_Written instruction_.
Copy each line of the records that contains the word "JSON".

_Data for processing_.
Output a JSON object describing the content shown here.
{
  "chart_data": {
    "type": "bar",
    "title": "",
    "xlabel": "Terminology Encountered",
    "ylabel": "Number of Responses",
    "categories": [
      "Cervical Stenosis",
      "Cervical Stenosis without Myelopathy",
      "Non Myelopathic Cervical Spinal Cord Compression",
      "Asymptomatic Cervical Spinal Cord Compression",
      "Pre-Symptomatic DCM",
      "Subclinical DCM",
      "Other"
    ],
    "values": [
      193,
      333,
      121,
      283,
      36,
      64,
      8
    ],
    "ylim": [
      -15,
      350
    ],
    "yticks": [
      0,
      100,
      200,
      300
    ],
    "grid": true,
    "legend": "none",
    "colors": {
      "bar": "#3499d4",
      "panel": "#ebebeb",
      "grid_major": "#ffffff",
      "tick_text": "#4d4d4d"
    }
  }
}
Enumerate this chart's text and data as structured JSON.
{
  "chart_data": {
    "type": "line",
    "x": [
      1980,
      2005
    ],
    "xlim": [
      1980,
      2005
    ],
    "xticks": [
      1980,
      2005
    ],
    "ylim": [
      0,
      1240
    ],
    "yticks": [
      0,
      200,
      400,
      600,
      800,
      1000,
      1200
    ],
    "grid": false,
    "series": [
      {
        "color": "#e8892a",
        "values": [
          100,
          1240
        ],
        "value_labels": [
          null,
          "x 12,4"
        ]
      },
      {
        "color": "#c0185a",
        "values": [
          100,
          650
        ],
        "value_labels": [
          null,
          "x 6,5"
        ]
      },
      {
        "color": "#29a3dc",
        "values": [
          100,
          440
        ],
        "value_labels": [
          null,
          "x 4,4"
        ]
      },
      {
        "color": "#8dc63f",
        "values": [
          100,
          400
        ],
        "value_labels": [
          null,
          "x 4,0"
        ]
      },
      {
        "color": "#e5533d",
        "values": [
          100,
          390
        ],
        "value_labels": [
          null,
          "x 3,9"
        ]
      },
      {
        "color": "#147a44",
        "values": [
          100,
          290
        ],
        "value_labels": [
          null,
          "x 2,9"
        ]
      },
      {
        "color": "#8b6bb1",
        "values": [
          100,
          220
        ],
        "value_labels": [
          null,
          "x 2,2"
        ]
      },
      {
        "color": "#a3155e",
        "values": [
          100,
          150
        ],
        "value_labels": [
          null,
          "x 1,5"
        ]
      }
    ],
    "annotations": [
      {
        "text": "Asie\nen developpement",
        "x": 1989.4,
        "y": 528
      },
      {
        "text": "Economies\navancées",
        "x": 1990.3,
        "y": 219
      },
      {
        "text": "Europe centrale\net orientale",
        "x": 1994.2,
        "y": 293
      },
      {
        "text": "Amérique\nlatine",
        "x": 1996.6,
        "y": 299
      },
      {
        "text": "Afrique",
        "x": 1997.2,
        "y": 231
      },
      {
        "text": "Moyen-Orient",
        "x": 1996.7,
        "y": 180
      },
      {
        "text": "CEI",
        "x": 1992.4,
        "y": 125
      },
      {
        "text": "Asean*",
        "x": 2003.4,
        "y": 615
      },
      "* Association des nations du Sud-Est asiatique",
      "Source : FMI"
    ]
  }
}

_The output_.
Output a JSON object describing the content shown here.
Enumerate this chart's text and data as structured JSON.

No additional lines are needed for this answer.